## [GIVEN EXERCISE]
Every line with the string "JSON" should be gathered.

## [RECORDS PROVIDED]

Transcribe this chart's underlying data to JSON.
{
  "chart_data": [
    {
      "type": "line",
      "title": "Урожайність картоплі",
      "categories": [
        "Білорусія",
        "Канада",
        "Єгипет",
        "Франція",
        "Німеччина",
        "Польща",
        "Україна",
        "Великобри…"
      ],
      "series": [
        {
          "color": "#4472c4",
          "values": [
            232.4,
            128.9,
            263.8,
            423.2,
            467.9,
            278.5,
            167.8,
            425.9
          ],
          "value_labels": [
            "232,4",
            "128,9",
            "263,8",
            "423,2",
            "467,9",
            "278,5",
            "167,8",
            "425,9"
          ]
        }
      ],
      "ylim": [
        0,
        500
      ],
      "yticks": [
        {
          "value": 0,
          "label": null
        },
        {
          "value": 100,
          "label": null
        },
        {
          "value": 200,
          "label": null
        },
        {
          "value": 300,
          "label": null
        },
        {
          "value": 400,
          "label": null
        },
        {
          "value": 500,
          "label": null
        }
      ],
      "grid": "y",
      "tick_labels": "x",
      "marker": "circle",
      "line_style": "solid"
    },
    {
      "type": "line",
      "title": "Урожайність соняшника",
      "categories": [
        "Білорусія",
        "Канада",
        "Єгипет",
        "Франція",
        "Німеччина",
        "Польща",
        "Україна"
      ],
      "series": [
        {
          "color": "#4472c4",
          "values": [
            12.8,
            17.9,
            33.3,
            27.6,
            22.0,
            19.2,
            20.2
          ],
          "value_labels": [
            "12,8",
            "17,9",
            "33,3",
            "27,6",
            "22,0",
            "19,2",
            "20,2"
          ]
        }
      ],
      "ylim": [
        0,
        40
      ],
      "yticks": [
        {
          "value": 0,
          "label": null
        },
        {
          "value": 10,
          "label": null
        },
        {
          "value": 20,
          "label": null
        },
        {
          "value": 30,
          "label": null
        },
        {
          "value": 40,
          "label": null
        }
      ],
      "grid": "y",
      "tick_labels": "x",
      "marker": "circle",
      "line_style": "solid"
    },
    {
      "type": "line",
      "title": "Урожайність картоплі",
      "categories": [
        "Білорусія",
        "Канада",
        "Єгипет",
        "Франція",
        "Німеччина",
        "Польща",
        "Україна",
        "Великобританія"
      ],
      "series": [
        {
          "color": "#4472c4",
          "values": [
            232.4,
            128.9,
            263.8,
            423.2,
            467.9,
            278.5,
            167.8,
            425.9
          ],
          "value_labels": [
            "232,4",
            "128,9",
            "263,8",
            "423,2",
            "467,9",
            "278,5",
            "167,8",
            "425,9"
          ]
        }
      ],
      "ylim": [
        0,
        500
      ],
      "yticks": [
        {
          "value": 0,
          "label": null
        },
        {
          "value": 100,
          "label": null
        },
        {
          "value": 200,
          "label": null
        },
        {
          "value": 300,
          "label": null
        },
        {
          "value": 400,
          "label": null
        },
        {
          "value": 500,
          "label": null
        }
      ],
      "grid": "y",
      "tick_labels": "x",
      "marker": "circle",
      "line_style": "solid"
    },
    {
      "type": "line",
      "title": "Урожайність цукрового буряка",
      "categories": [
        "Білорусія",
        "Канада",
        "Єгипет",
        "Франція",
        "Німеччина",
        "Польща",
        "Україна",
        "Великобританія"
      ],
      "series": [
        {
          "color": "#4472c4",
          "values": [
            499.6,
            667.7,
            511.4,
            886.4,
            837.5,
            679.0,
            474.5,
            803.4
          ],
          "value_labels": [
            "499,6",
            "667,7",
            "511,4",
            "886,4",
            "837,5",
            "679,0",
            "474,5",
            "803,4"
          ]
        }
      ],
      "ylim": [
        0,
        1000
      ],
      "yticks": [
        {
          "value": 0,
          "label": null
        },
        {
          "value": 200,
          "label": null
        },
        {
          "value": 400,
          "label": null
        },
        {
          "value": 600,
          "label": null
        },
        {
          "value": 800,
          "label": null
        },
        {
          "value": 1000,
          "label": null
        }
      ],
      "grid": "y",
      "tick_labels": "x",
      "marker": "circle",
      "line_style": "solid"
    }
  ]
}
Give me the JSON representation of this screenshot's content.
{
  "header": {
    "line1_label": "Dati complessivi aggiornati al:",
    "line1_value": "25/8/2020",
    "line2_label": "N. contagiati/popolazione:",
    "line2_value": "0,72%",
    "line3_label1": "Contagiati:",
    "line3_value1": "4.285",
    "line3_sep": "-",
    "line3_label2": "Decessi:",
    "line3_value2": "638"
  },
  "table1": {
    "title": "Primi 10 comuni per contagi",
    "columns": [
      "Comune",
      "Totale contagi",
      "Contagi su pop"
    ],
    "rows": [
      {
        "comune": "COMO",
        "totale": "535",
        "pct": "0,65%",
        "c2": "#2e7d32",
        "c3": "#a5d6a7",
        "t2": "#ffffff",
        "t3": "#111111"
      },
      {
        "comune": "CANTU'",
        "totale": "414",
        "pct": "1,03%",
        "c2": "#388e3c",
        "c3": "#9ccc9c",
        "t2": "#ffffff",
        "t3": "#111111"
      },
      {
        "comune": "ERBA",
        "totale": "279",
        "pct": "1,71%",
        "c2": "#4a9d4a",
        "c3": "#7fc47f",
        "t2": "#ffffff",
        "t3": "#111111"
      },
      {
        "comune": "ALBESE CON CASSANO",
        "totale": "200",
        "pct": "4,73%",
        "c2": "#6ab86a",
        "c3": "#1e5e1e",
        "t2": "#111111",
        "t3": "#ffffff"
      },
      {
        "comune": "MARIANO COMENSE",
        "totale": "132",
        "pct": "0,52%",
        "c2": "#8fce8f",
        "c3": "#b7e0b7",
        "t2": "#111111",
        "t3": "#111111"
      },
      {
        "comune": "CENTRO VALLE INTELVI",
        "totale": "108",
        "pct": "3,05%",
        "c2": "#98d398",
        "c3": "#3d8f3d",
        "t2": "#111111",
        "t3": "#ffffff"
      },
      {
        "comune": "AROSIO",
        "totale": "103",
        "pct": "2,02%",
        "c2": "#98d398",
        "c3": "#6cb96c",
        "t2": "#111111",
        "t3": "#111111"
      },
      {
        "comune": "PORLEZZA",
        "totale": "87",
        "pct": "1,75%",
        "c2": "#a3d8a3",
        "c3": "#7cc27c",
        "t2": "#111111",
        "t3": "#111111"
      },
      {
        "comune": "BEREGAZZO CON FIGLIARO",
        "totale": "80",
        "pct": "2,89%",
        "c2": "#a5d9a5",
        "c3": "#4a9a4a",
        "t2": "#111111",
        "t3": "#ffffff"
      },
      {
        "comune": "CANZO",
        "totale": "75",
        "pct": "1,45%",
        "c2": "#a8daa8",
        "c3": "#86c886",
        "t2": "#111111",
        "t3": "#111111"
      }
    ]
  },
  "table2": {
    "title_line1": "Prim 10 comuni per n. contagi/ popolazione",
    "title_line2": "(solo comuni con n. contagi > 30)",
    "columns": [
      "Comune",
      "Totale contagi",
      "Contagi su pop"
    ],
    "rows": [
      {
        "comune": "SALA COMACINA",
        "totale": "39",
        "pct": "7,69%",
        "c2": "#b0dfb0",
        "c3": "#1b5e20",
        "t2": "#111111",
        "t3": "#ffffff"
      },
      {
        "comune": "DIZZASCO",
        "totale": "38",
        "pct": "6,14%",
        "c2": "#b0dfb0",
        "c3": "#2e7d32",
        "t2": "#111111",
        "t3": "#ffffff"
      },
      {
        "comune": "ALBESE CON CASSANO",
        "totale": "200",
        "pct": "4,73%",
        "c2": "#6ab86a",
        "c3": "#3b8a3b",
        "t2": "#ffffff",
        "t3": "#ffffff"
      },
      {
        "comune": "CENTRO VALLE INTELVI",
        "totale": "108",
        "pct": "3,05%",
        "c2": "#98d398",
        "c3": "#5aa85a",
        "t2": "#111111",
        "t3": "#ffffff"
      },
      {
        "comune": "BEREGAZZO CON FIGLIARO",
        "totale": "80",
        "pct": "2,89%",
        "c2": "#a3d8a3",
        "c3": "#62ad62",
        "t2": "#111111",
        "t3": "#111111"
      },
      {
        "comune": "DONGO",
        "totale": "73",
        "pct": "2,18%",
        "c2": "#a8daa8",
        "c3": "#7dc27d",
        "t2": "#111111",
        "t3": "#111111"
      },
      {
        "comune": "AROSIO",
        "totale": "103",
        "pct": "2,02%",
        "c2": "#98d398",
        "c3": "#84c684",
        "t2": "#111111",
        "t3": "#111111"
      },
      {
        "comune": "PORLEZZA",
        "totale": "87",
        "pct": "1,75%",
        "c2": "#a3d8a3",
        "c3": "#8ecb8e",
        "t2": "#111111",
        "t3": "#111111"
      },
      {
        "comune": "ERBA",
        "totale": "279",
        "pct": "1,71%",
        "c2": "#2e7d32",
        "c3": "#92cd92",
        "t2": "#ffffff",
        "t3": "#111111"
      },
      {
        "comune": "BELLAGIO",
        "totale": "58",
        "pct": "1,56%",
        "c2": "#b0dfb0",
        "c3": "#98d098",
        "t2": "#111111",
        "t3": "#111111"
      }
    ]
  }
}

## [EXERCISE ANSWER]
Transcribe this chart's underlying data to JSON.
Give me the JSON representation of this screenshot's content.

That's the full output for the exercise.